TASK GOAL:
Output the line containing "Read out every word on this page." and each line after it through the end of the data, exactly as written, with pictures left out.
-- START OF ENTRIES SUPPLIED --
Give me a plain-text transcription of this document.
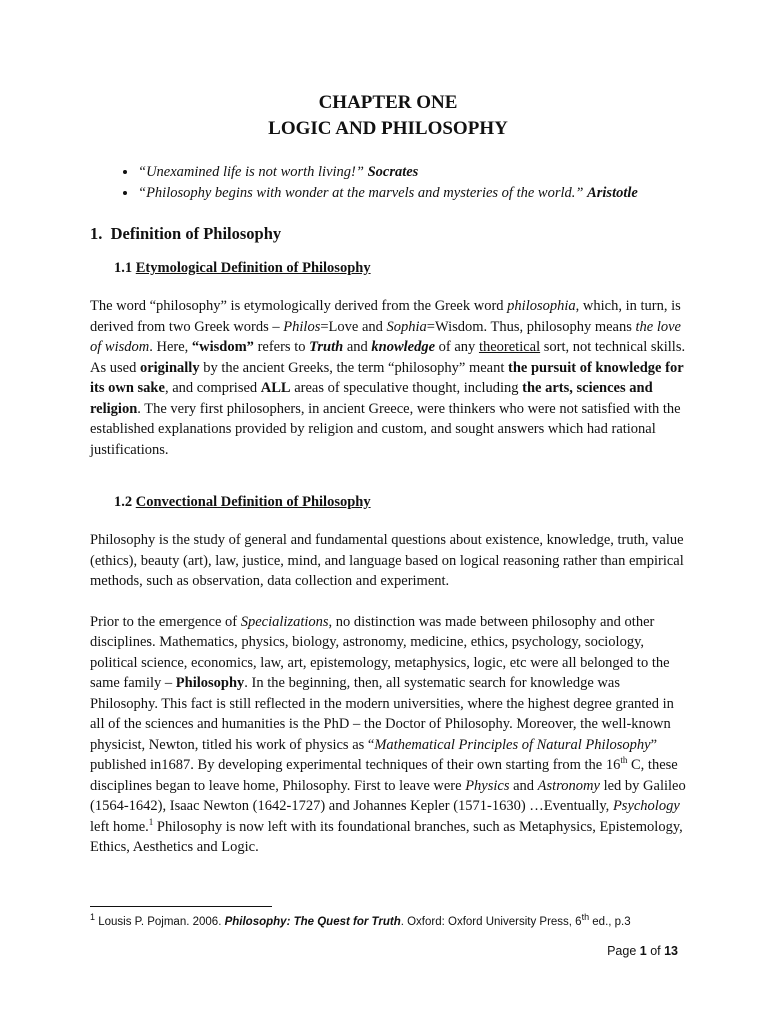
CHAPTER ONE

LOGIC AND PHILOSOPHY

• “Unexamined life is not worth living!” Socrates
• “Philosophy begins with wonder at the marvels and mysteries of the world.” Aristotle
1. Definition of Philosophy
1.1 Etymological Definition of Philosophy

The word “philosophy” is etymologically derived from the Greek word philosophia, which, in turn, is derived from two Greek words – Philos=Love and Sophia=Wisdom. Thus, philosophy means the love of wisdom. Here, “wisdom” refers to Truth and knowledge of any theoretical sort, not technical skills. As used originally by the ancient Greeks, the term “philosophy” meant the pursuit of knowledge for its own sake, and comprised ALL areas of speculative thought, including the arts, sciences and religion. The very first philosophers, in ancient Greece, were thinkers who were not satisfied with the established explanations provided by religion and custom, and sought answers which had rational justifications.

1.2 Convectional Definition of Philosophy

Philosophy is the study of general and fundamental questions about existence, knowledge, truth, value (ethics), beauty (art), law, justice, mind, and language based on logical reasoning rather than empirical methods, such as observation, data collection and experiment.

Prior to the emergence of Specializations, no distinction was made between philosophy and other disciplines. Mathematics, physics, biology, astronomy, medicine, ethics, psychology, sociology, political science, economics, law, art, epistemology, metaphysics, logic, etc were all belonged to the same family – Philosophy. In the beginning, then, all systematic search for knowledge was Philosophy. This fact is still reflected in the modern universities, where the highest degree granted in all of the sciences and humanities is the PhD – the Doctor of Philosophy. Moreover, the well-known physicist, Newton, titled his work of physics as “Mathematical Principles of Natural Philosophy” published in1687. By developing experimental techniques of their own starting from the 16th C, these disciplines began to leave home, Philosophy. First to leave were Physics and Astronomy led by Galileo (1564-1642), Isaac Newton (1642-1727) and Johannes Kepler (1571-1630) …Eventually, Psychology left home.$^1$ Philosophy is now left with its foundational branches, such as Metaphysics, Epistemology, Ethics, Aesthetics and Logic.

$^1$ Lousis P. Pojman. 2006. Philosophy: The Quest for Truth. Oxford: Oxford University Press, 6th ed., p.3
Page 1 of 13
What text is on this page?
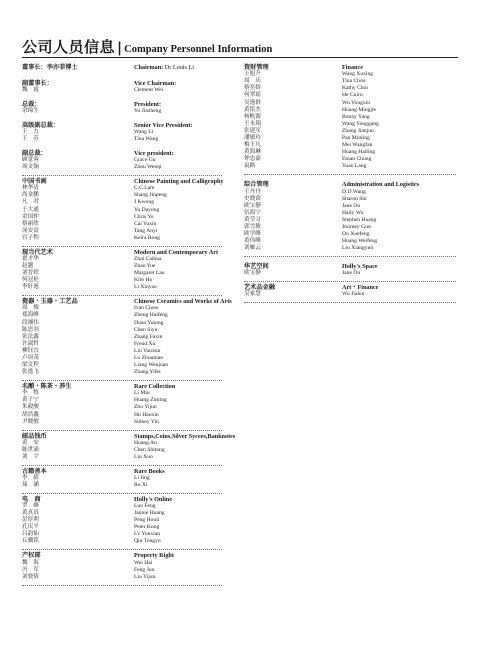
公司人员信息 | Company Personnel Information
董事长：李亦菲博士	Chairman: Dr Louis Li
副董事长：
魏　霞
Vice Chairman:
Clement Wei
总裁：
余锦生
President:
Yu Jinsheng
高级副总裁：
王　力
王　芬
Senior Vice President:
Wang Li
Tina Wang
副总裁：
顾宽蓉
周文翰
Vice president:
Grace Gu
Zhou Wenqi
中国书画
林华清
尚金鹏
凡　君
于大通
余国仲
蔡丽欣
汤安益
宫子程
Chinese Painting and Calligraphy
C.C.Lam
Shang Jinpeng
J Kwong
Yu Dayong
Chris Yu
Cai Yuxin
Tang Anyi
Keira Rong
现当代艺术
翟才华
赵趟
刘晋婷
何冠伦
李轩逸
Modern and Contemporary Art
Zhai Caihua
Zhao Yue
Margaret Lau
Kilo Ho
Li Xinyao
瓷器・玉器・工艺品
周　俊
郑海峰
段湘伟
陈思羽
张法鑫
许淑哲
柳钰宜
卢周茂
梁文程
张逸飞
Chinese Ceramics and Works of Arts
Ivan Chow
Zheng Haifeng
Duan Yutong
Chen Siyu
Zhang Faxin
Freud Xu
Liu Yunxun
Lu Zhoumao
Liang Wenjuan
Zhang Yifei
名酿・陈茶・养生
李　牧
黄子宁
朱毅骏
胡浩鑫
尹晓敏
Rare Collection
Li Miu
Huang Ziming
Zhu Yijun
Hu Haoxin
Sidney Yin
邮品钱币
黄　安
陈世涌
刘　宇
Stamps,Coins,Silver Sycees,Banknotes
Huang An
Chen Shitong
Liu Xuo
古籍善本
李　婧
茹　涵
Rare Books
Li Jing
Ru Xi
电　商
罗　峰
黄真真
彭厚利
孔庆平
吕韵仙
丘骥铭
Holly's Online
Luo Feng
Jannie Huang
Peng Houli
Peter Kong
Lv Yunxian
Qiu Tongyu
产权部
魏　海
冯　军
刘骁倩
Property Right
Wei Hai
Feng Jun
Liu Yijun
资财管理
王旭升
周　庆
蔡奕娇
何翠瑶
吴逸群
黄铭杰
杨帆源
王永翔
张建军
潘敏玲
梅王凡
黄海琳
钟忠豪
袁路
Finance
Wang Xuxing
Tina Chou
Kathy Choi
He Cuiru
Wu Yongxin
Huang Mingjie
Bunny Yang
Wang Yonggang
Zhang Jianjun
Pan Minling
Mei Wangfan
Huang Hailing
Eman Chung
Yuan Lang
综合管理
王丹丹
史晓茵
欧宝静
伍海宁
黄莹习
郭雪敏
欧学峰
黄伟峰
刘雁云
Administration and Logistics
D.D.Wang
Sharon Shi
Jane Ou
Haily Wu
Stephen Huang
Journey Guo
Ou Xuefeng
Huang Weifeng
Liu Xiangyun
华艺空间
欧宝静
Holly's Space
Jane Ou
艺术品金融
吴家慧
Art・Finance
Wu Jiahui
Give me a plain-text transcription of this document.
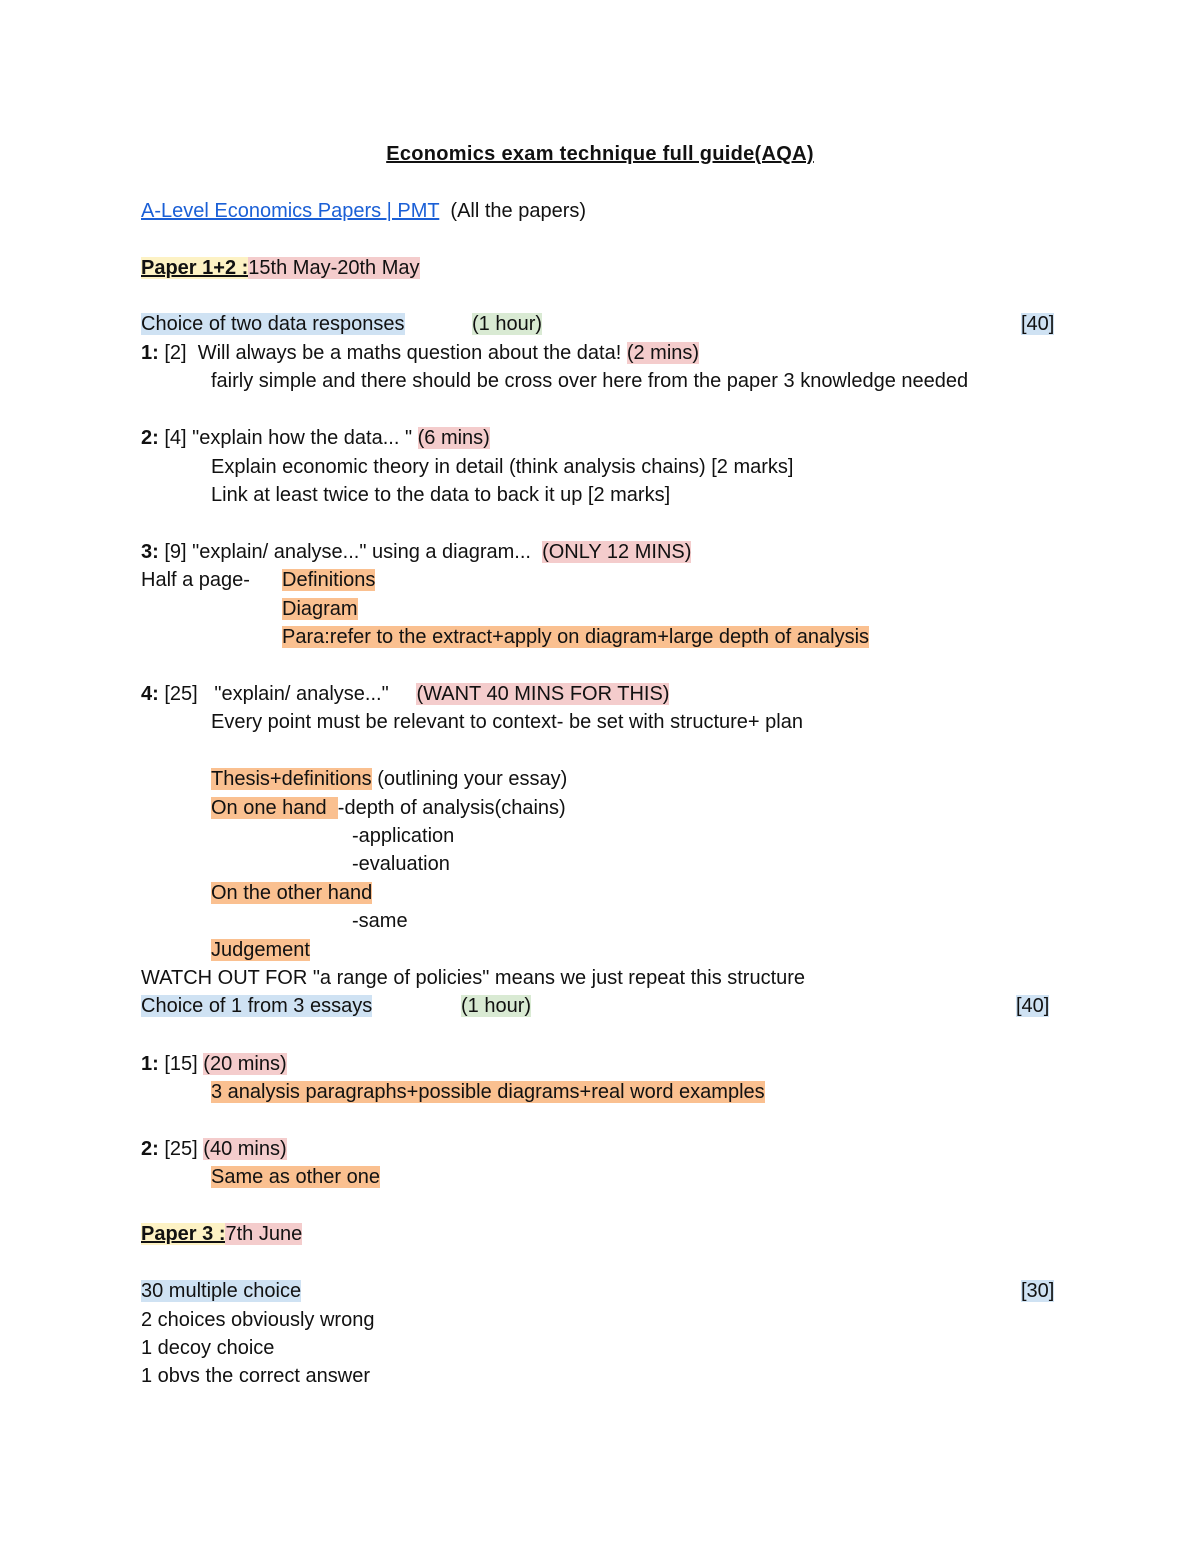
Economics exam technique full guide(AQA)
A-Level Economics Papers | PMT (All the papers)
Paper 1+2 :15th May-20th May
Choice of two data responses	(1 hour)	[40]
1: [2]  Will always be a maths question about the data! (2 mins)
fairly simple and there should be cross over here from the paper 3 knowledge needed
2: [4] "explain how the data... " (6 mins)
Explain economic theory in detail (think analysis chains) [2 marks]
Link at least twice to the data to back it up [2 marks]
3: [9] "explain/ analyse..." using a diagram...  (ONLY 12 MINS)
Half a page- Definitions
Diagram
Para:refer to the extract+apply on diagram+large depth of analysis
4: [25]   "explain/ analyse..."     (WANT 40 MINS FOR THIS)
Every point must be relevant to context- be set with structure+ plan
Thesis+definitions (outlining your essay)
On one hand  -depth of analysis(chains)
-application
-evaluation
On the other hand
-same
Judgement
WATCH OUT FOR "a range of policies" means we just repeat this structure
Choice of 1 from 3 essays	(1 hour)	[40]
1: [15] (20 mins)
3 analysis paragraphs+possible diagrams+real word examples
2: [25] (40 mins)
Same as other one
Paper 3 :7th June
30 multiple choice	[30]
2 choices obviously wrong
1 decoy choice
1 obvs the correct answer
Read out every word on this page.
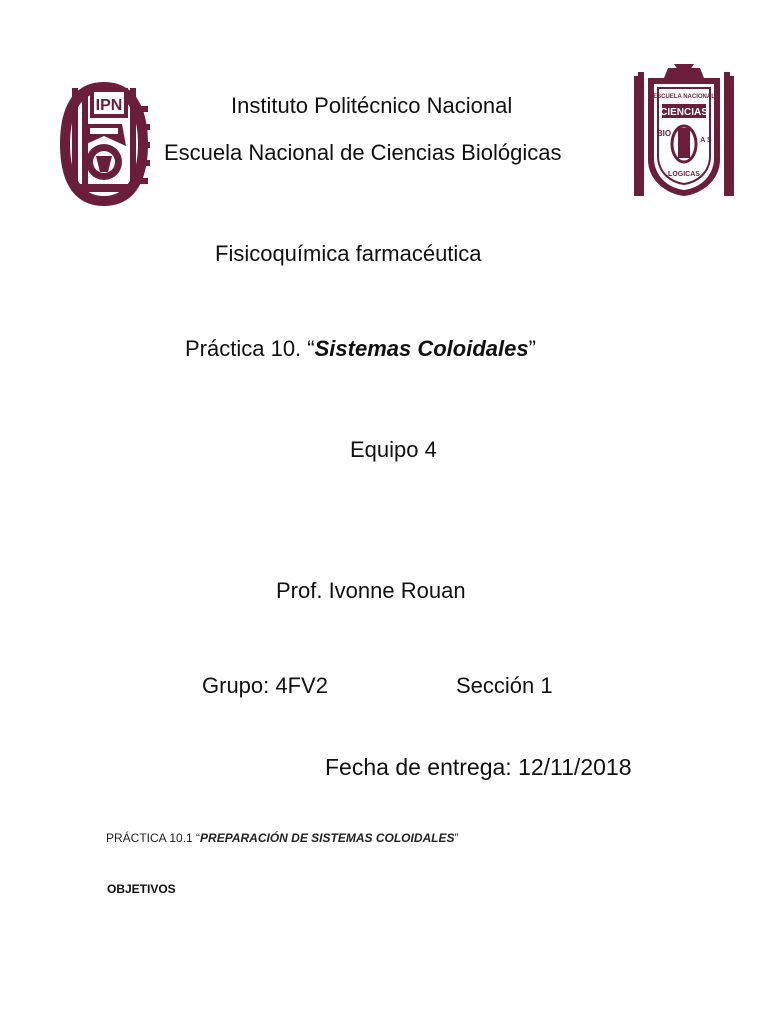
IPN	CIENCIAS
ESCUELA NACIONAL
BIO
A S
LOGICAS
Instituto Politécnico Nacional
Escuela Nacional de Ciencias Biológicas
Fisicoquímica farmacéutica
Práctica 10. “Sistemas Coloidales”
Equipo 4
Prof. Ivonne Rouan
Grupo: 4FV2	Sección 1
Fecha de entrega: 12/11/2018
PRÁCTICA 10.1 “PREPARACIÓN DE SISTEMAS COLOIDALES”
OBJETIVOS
-- END OF ENTRIES SUPPLIED --
OUTPUT FOR THIS TASK:
Read out every word on this page.
IPN	CIENCIAS
ESCUELA NACIONAL
BIO
A S
LOGICAS
Instituto Politécnico Nacional
Escuela Nacional de Ciencias Biológicas
Fisicoquímica farmacéutica
Práctica 10. “Sistemas Coloidales”
Equipo 4
Prof. Ivonne Rouan
Grupo: 4FV2	Sección 1
Fecha de entrega: 12/11/2018
PRÁCTICA 10.1 “PREPARACIÓN DE SISTEMAS COLOIDALES”
OBJETIVOS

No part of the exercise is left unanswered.